**Problem requirements**
Return the listing below exactly, with the pictures dropped.

**Given records**

* start *

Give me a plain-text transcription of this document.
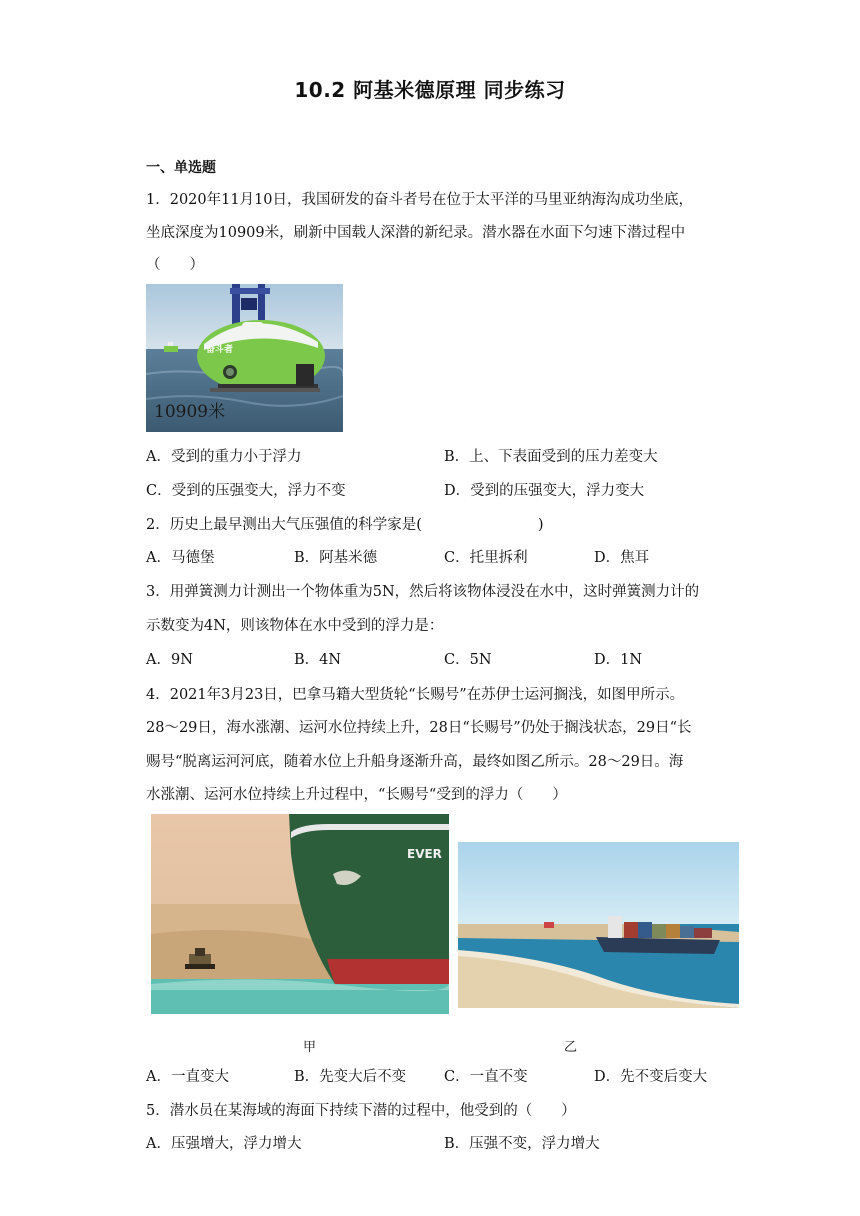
10.2 阿基米德原理 同步练习
一、单选题
1．2020年11月10日，我国研发的奋斗者号在位于太平洋的马里亚纳海沟成功坐底，
坐底深度为10909米，刷新中国载人深潜的新纪录。潜水器在水面下匀速下潜过程中
（　　）
奋斗者
10909米
A．受到的重力小于浮力	B．上、下表面受到的压力差变大
C．受到的压强变大，浮力不变	D．受到的压强变大，浮力变大
2．历史上最早测出大气压强值的科学家是(　　　　　　　　)
A．马德堡	B．阿基米德	C．托里拆利	D．焦耳
3．用弹簧测力计测出一个物体重为5N，然后将该物体浸没在水中，这时弹簧测力计的
示数变为4N，则该物体在水中受到的浮力是：
A．9N	B．4N	C．5N	D．1N
4．2021年3月23日，巴拿马籍大型货轮“长赐号”在苏伊士运河搁浅，如图甲所示。
28～29日，海水涨潮、运河水位持续上升，28日“长赐号”仍处于搁浅状态，29日“长
赐号“脱离运河河底，随着水位上升船身逐渐升高，最终如图乙所示。28～29日。海
水涨潮、运河水位持续上升过程中，“长赐号“受到的浮力（　　）
EVER
甲	乙
A．一直变大	B．先变大后不变	C．一直不变	D．先不变后变大
5．潜水员在某海域的海面下持续下潜的过程中，他受到的（　　）
A．压强增大，浮力增大	B．压强不变，浮力增大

* end *

**Answer to the exercise**
Give me a plain-text transcription of this document.
10.2 阿基米德原理 同步练习
一、单选题
1．2020年11月10日，我国研发的奋斗者号在位于太平洋的马里亚纳海沟成功坐底，
坐底深度为10909米，刷新中国载人深潜的新纪录。潜水器在水面下匀速下潜过程中
（　　）
奋斗者
10909米
A．受到的重力小于浮力	B．上、下表面受到的压力差变大
C．受到的压强变大，浮力不变	D．受到的压强变大，浮力变大
2．历史上最早测出大气压强值的科学家是(　　　　　　　　)
A．马德堡	B．阿基米德	C．托里拆利	D．焦耳
3．用弹簧测力计测出一个物体重为5N，然后将该物体浸没在水中，这时弹簧测力计的
示数变为4N，则该物体在水中受到的浮力是：
A．9N	B．4N	C．5N	D．1N
4．2021年3月23日，巴拿马籍大型货轮“长赐号”在苏伊士运河搁浅，如图甲所示。
28～29日，海水涨潮、运河水位持续上升，28日“长赐号”仍处于搁浅状态，29日“长
赐号“脱离运河河底，随着水位上升船身逐渐升高，最终如图乙所示。28～29日。海
水涨潮、运河水位持续上升过程中，“长赐号“受到的浮力（　　）
EVER
甲	乙
A．一直变大	B．先变大后不变	C．一直不变	D．先不变后变大
5．潜水员在某海域的海面下持续下潜的过程中，他受到的（　　）
A．压强增大，浮力增大	B．压强不变，浮力增大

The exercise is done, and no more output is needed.